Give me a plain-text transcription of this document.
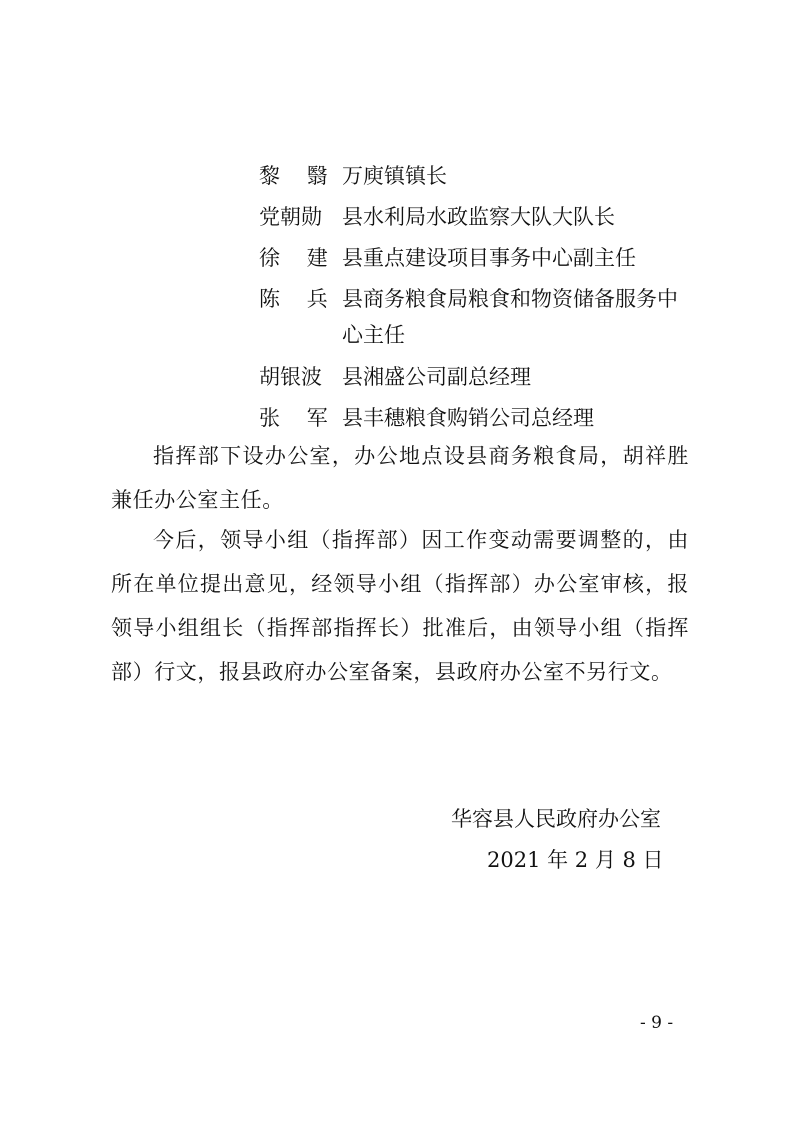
黎    翳 万庾镇镇长
党朝勋 县水利局水政监察大队大队长
徐    建 县重点建设项目事务中心副主任
陈    兵 县商务粮食局粮食和物资储备服务中
心主任
胡银波 县湘盛公司副总经理
张    军 县丰穗粮食购销公司总经理
指挥部下设办公室，办公地点设县商务粮食局，胡祥胜兼任办公室主任。
今后，领导小组（指挥部）因工作变动需要调整的，由所在单位提出意见，经领导小组（指挥部）办公室审核，报领导小组组长（指挥部指挥长）批准后，由领导小组（指挥部）行文，报县政府办公室备案，县政府办公室不另行文。
华容县人民政府办公室
2021 年 2 月 8 日
- 9 -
+++
Write the entries above out again exactly, but not the pictures.

Give me a plain-text transcription of this document.
黎    翳 万庾镇镇长
党朝勋 县水利局水政监察大队大队长
徐    建 县重点建设项目事务中心副主任
陈    兵 县商务粮食局粮食和物资储备服务中
心主任
胡银波 县湘盛公司副总经理
张    军 县丰穗粮食购销公司总经理
指挥部下设办公室，办公地点设县商务粮食局，胡祥胜兼任办公室主任。
今后，领导小组（指挥部）因工作变动需要调整的，由所在单位提出意见，经领导小组（指挥部）办公室审核，报领导小组组长（指挥部指挥长）批准后，由领导小组（指挥部）行文，报县政府办公室备案，县政府办公室不另行文。
华容县人民政府办公室
2021 年 2 月 8 日
- 9 -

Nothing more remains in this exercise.